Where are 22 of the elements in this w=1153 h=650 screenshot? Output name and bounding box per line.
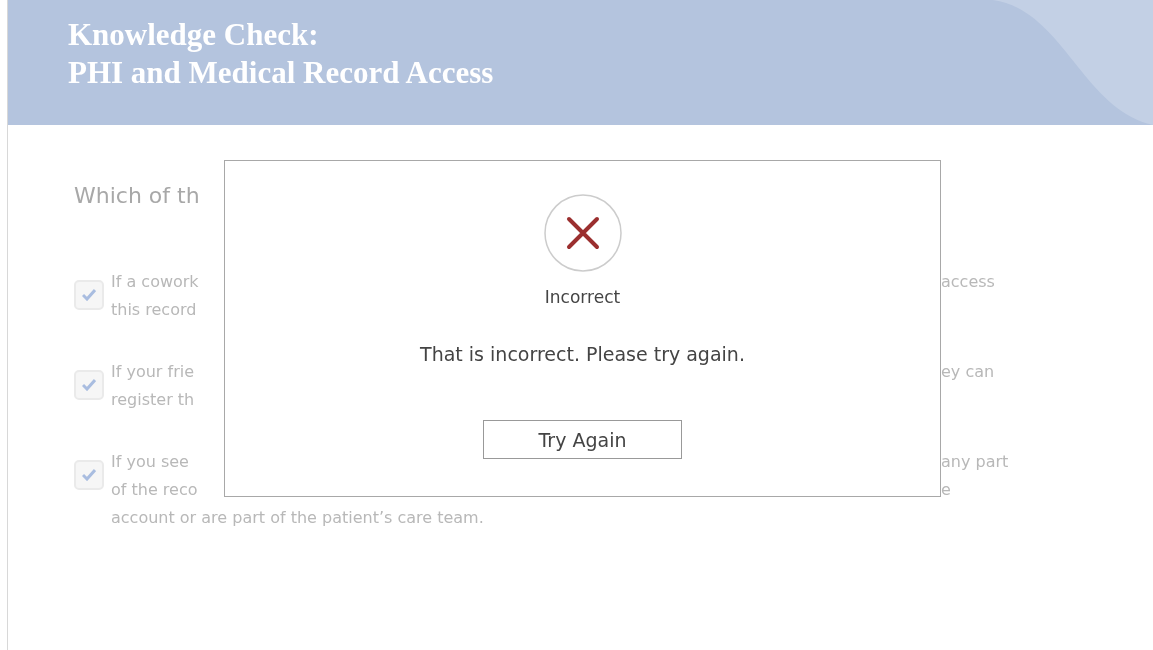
option-text: this record	[111, 299, 198, 319]
option-text: account or are part of the patient’s care team.	[111, 507, 485, 527]
option-text: ey can	[941, 361, 996, 381]
option-text: e	[941, 479, 952, 499]
checkbox[interactable]	[74, 460, 104, 490]
question-text: Which of th	[74, 183, 201, 208]
try-again-button[interactable]: Try Again	[483, 420, 682, 459]
check-icon	[82, 289, 96, 301]
option-text: register th	[111, 389, 196, 409]
checkbox[interactable]	[74, 370, 104, 400]
option-text: If you see	[111, 451, 190, 471]
checkbox[interactable]	[74, 280, 104, 310]
dialog-message: That is incorrect. Please try again.	[420, 343, 745, 365]
option-text: If your frie	[111, 361, 195, 381]
slide-title: Knowledge Check: PHI and Medical Record Access	[68, 16, 494, 92]
check-icon	[82, 469, 96, 481]
check-icon	[82, 379, 96, 391]
option-text: If a cowork	[111, 271, 200, 291]
option-text: any part	[941, 451, 1010, 471]
option-text: access	[941, 271, 996, 291]
dialog-title: Incorrect	[544, 287, 621, 307]
option-text: of the reco	[111, 479, 199, 499]
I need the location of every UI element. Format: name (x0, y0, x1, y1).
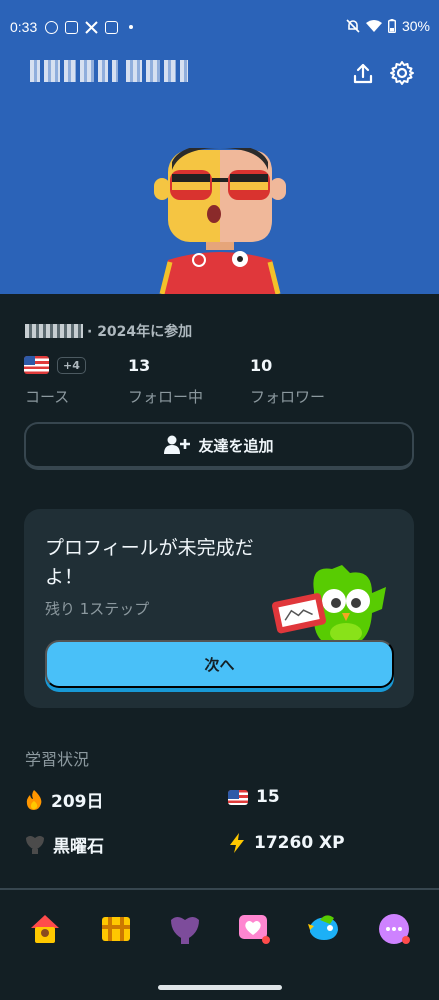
share-icon[interactable] (351, 62, 375, 86)
obsidian-league-icon (26, 835, 44, 854)
extra-courses-badge: +4 (57, 356, 86, 374)
us-flag-icon (228, 789, 248, 805)
next-button[interactable]: 次へ (45, 640, 394, 688)
bird-icon[interactable] (306, 912, 340, 946)
xp-value: 17260 XP (254, 833, 345, 853)
flame-icon (26, 789, 42, 810)
add-user-icon (164, 435, 191, 454)
league-value: 黒曜石 (53, 837, 104, 857)
treasure-chest-icon[interactable] (99, 912, 133, 946)
league-shield-icon[interactable] (168, 912, 202, 946)
add-friend-label: 友達を追加 (198, 437, 274, 455)
progress-section-title: 学習状況 (25, 750, 90, 769)
home-icon[interactable] (28, 912, 62, 946)
course-flags[interactable]: +4 (24, 356, 86, 374)
avatar (154, 148, 286, 294)
joined-text: · 2024年に参加 (87, 324, 193, 340)
following-label: フォロー中 (128, 388, 204, 406)
profile-incomplete-card: プロフィールが未完成だよ！ 残り 1ステップ 次へ (24, 509, 414, 708)
home-indicator[interactable] (158, 985, 282, 990)
dot-icon (129, 25, 134, 29)
language-value: 15 (256, 787, 280, 807)
wifi-icon (365, 19, 382, 32)
status-right: 30% (346, 18, 430, 34)
language-stat: 15 (228, 787, 280, 807)
card-subtitle: 残り 1ステップ (45, 600, 150, 618)
line-icon (45, 20, 59, 34)
more-icon[interactable] (377, 912, 411, 946)
instagram-icon (105, 20, 119, 34)
handle-redacted (25, 324, 83, 338)
status-bar: 0:33 30% (0, 0, 439, 54)
streak-value: 209日 (51, 792, 104, 812)
heart-icon[interactable] (237, 912, 271, 946)
following-count[interactable]: 13 (128, 356, 150, 375)
battery-icon (387, 19, 396, 33)
mute-icon (346, 19, 360, 33)
xp-stat: 17260 XP (228, 832, 345, 854)
followers-label: フォロワー (250, 388, 326, 406)
followers-count[interactable]: 10 (250, 356, 272, 375)
battery-percent: 30% (401, 18, 430, 34)
card-title: プロフィールが未完成だよ！ (45, 537, 254, 588)
league-stat: 黒曜石 (25, 832, 104, 857)
us-flag-icon (24, 356, 49, 374)
courses-label: コース (25, 388, 70, 406)
x-icon (85, 20, 98, 34)
joined-date: · 2024年に参加 (25, 321, 192, 341)
bottom-tab-bar (0, 890, 439, 1000)
lightning-icon (230, 833, 244, 853)
username-redacted (30, 60, 188, 84)
notification-icons (45, 20, 134, 34)
gear-icon[interactable] (389, 60, 415, 86)
profile-banner: 0:33 30% (0, 0, 439, 294)
streak-stat: 209日 (25, 787, 104, 812)
status-time: 0:33 (10, 19, 38, 35)
instagram-icon (65, 20, 79, 34)
add-friend-button[interactable]: 友達を追加 (24, 422, 414, 470)
duo-owl-illustration (271, 565, 386, 647)
next-button-label: 次へ (204, 656, 235, 674)
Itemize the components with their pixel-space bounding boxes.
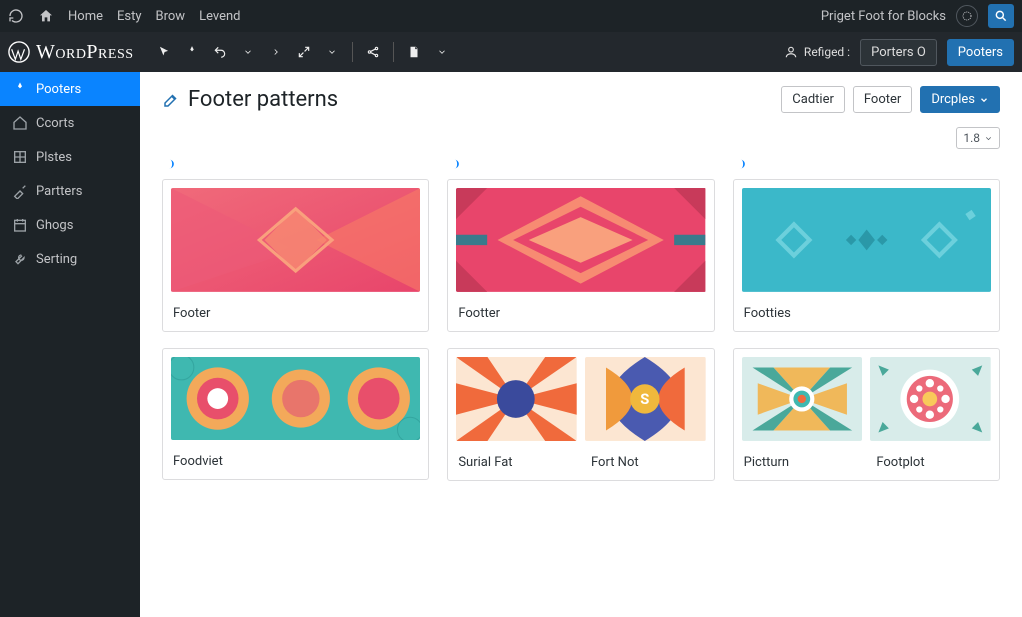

= INSTRUCTIONS TO FOLLOW =
Reproduce every line of the records above without any change, leaving out the picture lines.

= THE COMPLETED TASK =
Where are 22 of the elements in this w=1153 h=650 screenshot? Output name and bounding box per line.
option-text: this record	[111, 299, 198, 319]
option-text: account or are part of the patient’s care team.	[111, 507, 485, 527]
option-text: ey can	[941, 361, 996, 381]
option-text: e	[941, 479, 952, 499]
checkbox[interactable]	[74, 460, 104, 490]
question-text: Which of th	[74, 183, 201, 208]
try-again-button[interactable]: Try Again	[483, 420, 682, 459]
check-icon	[82, 289, 96, 301]
option-text: register th	[111, 389, 196, 409]
checkbox[interactable]	[74, 370, 104, 400]
option-text: If you see	[111, 451, 190, 471]
checkbox[interactable]	[74, 280, 104, 310]
dialog-message: That is incorrect. Please try again.	[420, 343, 745, 365]
option-text: If your frie	[111, 361, 195, 381]
slide-title: Knowledge Check: PHI and Medical Record Access	[68, 16, 494, 92]
check-icon	[82, 469, 96, 481]
check-icon	[82, 379, 96, 391]
option-text: If a cowork	[111, 271, 200, 291]
option-text: any part	[941, 451, 1010, 471]
option-text: access	[941, 271, 996, 291]
dialog-title: Incorrect	[544, 287, 621, 307]
option-text: of the reco	[111, 479, 199, 499]
I need the location of every UI element. Format: name (x0, y0, x1, y1).
share-icon[interactable] (351, 62, 375, 86)
obsidian-league-icon (26, 835, 44, 854)
extra-courses-badge: +4 (57, 356, 86, 374)
us-flag-icon (228, 789, 248, 805)
next-button[interactable]: 次へ (45, 640, 394, 688)
bird-icon[interactable] (306, 912, 340, 946)
xp-value: 17260 XP (254, 833, 345, 853)
flame-icon (26, 789, 42, 810)
add-user-icon (164, 435, 191, 454)
league-value: 黒曜石 (53, 837, 104, 857)
treasure-chest-icon[interactable] (99, 912, 133, 946)
league-shield-icon[interactable] (168, 912, 202, 946)
add-friend-label: 友達を追加 (198, 437, 274, 455)
progress-section-title: 学習状況 (25, 750, 90, 769)
home-icon[interactable] (28, 912, 62, 946)
course-flags[interactable]: +4 (24, 356, 86, 374)
avatar (154, 148, 286, 294)
joined-text: · 2024年に参加 (87, 324, 193, 340)
following-label: フォロー中 (128, 388, 204, 406)
profile-incomplete-card: プロフィールが未完成だよ！ 残り 1ステップ 次へ (24, 509, 414, 708)
home-indicator[interactable] (158, 985, 282, 990)
dot-icon (129, 25, 134, 29)
language-value: 15 (256, 787, 280, 807)
wifi-icon (365, 19, 382, 32)
status-right: 30% (346, 18, 430, 34)
language-stat: 15 (228, 787, 280, 807)
card-subtitle: 残り 1ステップ (45, 600, 150, 618)
line-icon (45, 20, 59, 34)
more-icon[interactable] (377, 912, 411, 946)
instagram-icon (105, 20, 119, 34)
handle-redacted (25, 324, 83, 338)
status-bar: 0:33 30% (0, 0, 439, 54)
streak-value: 209日 (51, 792, 104, 812)
heart-icon[interactable] (237, 912, 271, 946)
following-count[interactable]: 13 (128, 356, 150, 375)
battery-icon (387, 19, 396, 33)
mute-icon (346, 19, 360, 33)
xp-stat: 17260 XP (228, 832, 345, 854)
followers-label: フォロワー (250, 388, 326, 406)
followers-count[interactable]: 10 (250, 356, 272, 375)
battery-percent: 30% (401, 18, 430, 34)
card-title: プロフィールが未完成だよ！ (45, 537, 254, 588)
league-stat: 黒曜石 (25, 832, 104, 857)
us-flag-icon (24, 356, 49, 374)
courses-label: コース (25, 388, 70, 406)
x-icon (85, 20, 98, 34)
joined-date: · 2024年に参加 (25, 321, 192, 341)
bottom-tab-bar (0, 890, 439, 1000)
lightning-icon (230, 833, 244, 853)
username-redacted (30, 60, 188, 84)
notification-icons (45, 20, 134, 34)
gear-icon[interactable] (389, 60, 415, 86)
profile-banner: 0:33 30% (0, 0, 439, 294)
streak-stat: 209日 (25, 787, 104, 812)
status-time: 0:33 (10, 19, 38, 35)
instagram-icon (65, 20, 79, 34)
add-friend-button[interactable]: 友達を追加 (24, 422, 414, 470)
duo-owl-illustration (271, 565, 386, 647)
next-button-label: 次へ (204, 656, 235, 674)
Itemize the components with their pixel-space bounding boxes.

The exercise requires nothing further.